__What the task requires__: Print each line of the listing once more, precisely as given.

__Records__:
++++++
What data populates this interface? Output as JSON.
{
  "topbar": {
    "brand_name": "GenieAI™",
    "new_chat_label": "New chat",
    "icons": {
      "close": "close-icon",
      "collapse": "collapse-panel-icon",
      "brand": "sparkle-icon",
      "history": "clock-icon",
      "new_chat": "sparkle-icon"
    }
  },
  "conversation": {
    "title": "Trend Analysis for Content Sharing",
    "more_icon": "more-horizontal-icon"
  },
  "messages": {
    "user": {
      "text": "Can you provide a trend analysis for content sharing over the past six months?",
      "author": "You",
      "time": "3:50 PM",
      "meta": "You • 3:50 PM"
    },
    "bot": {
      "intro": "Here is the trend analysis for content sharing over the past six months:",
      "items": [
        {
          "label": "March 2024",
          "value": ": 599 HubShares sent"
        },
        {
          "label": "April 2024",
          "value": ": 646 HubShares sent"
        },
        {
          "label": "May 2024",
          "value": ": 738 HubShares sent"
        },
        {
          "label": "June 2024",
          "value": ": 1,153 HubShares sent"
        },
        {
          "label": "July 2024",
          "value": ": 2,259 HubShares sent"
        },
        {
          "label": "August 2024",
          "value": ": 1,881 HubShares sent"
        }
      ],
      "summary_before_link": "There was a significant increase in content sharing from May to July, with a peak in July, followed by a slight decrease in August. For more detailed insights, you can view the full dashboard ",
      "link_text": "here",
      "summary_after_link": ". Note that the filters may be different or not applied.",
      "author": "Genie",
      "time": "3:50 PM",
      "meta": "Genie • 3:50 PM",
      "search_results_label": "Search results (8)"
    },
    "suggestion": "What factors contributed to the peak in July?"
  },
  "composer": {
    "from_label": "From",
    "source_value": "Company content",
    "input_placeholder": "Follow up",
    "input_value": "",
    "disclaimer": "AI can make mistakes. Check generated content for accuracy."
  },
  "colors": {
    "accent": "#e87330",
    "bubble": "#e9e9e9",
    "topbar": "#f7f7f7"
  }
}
++++++
__Exercise result__:
What data populates this interface? Output as JSON.
{
  "topbar": {
    "brand_name": "GenieAI™",
    "new_chat_label": "New chat",
    "icons": {
      "close": "close-icon",
      "collapse": "collapse-panel-icon",
      "brand": "sparkle-icon",
      "history": "clock-icon",
      "new_chat": "sparkle-icon"
    }
  },
  "conversation": {
    "title": "Trend Analysis for Content Sharing",
    "more_icon": "more-horizontal-icon"
  },
  "messages": {
    "user": {
      "text": "Can you provide a trend analysis for content sharing over the past six months?",
      "author": "You",
      "time": "3:50 PM",
      "meta": "You • 3:50 PM"
    },
    "bot": {
      "intro": "Here is the trend analysis for content sharing over the past six months:",
      "items": [
        {
          "label": "March 2024",
          "value": ": 599 HubShares sent"
        },
        {
          "label": "April 2024",
          "value": ": 646 HubShares sent"
        },
        {
          "label": "May 2024",
          "value": ": 738 HubShares sent"
        },
        {
          "label": "June 2024",
          "value": ": 1,153 HubShares sent"
        },
        {
          "label": "July 2024",
          "value": ": 2,259 HubShares sent"
        },
        {
          "label": "August 2024",
          "value": ": 1,881 HubShares sent"
        }
      ],
      "summary_before_link": "There was a significant increase in content sharing from May to July, with a peak in July, followed by a slight decrease in August. For more detailed insights, you can view the full dashboard ",
      "link_text": "here",
      "summary_after_link": ". Note that the filters may be different or not applied.",
      "author": "Genie",
      "time": "3:50 PM",
      "meta": "Genie • 3:50 PM",
      "search_results_label": "Search results (8)"
    },
    "suggestion": "What factors contributed to the peak in July?"
  },
  "composer": {
    "from_label": "From",
    "source_value": "Company content",
    "input_placeholder": "Follow up",
    "input_value": "",
    "disclaimer": "AI can make mistakes. Check generated content for accuracy."
  },
  "colors": {
    "accent": "#e87330",
    "bubble": "#e9e9e9",
    "topbar": "#f7f7f7"
  }
}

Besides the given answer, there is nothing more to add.